[Prompt]: Reproduce the listing verbatim.

Collected data

-*-

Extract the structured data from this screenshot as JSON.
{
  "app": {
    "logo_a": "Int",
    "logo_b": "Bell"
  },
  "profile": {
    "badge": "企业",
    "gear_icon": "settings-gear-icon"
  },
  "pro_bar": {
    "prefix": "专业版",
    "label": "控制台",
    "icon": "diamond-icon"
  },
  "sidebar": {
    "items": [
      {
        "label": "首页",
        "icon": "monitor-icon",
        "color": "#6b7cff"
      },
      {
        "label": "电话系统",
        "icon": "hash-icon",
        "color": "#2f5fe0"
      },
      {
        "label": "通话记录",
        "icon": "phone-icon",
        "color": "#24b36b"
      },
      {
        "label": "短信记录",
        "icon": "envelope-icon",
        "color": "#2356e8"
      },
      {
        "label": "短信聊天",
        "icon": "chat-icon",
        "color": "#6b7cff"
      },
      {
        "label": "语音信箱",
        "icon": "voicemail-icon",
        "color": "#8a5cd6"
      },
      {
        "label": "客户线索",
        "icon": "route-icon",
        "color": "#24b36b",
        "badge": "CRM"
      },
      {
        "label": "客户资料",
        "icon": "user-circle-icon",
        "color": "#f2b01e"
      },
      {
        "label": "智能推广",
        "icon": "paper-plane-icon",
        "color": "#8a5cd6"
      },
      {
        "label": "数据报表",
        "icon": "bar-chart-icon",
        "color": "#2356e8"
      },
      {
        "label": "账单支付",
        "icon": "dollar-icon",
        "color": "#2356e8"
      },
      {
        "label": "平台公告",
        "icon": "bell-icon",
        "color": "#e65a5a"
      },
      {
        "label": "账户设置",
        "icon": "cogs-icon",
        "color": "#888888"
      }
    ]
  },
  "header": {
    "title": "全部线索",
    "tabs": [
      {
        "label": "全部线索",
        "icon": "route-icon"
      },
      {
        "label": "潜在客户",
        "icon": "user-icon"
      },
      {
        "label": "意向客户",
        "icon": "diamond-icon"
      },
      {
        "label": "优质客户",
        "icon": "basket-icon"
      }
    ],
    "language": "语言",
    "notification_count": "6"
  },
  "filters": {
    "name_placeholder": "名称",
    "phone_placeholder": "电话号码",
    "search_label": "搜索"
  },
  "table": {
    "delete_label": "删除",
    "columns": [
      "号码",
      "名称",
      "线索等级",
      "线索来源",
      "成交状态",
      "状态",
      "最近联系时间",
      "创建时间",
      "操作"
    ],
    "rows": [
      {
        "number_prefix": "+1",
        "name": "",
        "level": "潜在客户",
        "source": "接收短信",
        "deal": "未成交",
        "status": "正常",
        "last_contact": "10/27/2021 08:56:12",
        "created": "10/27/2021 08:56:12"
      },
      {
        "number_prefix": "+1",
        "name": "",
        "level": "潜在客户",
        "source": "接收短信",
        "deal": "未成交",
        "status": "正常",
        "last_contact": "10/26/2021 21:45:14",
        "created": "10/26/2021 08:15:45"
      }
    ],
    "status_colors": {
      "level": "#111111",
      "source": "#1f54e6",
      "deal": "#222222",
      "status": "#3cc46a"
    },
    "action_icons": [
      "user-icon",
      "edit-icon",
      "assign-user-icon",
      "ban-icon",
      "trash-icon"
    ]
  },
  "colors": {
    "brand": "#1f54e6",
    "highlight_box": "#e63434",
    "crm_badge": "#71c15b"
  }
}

-*-

[Result for this exercise]:
Extract the structured data from this screenshot as JSON.
{
  "app": {
    "logo_a": "Int",
    "logo_b": "Bell"
  },
  "profile": {
    "badge": "企业",
    "gear_icon": "settings-gear-icon"
  },
  "pro_bar": {
    "prefix": "专业版",
    "label": "控制台",
    "icon": "diamond-icon"
  },
  "sidebar": {
    "items": [
      {
        "label": "首页",
        "icon": "monitor-icon",
        "color": "#6b7cff"
      },
      {
        "label": "电话系统",
        "icon": "hash-icon",
        "color": "#2f5fe0"
      },
      {
        "label": "通话记录",
        "icon": "phone-icon",
        "color": "#24b36b"
      },
      {
        "label": "短信记录",
        "icon": "envelope-icon",
        "color": "#2356e8"
      },
      {
        "label": "短信聊天",
        "icon": "chat-icon",
        "color": "#6b7cff"
      },
      {
        "label": "语音信箱",
        "icon": "voicemail-icon",
        "color": "#8a5cd6"
      },
      {
        "label": "客户线索",
        "icon": "route-icon",
        "color": "#24b36b",
        "badge": "CRM"
      },
      {
        "label": "客户资料",
        "icon": "user-circle-icon",
        "color": "#f2b01e"
      },
      {
        "label": "智能推广",
        "icon": "paper-plane-icon",
        "color": "#8a5cd6"
      },
      {
        "label": "数据报表",
        "icon": "bar-chart-icon",
        "color": "#2356e8"
      },
      {
        "label": "账单支付",
        "icon": "dollar-icon",
        "color": "#2356e8"
      },
      {
        "label": "平台公告",
        "icon": "bell-icon",
        "color": "#e65a5a"
      },
      {
        "label": "账户设置",
        "icon": "cogs-icon",
        "color": "#888888"
      }
    ]
  },
  "header": {
    "title": "全部线索",
    "tabs": [
      {
        "label": "全部线索",
        "icon": "route-icon"
      },
      {
        "label": "潜在客户",
        "icon": "user-icon"
      },
      {
        "label": "意向客户",
        "icon": "diamond-icon"
      },
      {
        "label": "优质客户",
        "icon": "basket-icon"
      }
    ],
    "language": "语言",
    "notification_count": "6"
  },
  "filters": {
    "name_placeholder": "名称",
    "phone_placeholder": "电话号码",
    "search_label": "搜索"
  },
  "table": {
    "delete_label": "删除",
    "columns": [
      "号码",
      "名称",
      "线索等级",
      "线索来源",
      "成交状态",
      "状态",
      "最近联系时间",
      "创建时间",
      "操作"
    ],
    "rows": [
      {
        "number_prefix": "+1",
        "name": "",
        "level": "潜在客户",
        "source": "接收短信",
        "deal": "未成交",
        "status": "正常",
        "last_contact": "10/27/2021 08:56:12",
        "created": "10/27/2021 08:56:12"
      },
      {
        "number_prefix": "+1",
        "name": "",
        "level": "潜在客户",
        "source": "接收短信",
        "deal": "未成交",
        "status": "正常",
        "last_contact": "10/26/2021 21:45:14",
        "created": "10/26/2021 08:15:45"
      }
    ],
    "status_colors": {
      "level": "#111111",
      "source": "#1f54e6",
      "deal": "#222222",
      "status": "#3cc46a"
    },
    "action_icons": [
      "user-icon",
      "edit-icon",
      "assign-user-icon",
      "ban-icon",
      "trash-icon"
    ]
  },
  "colors": {
    "brand": "#1f54e6",
    "highlight_box": "#e63434",
    "crm_badge": "#71c15b"
  }
}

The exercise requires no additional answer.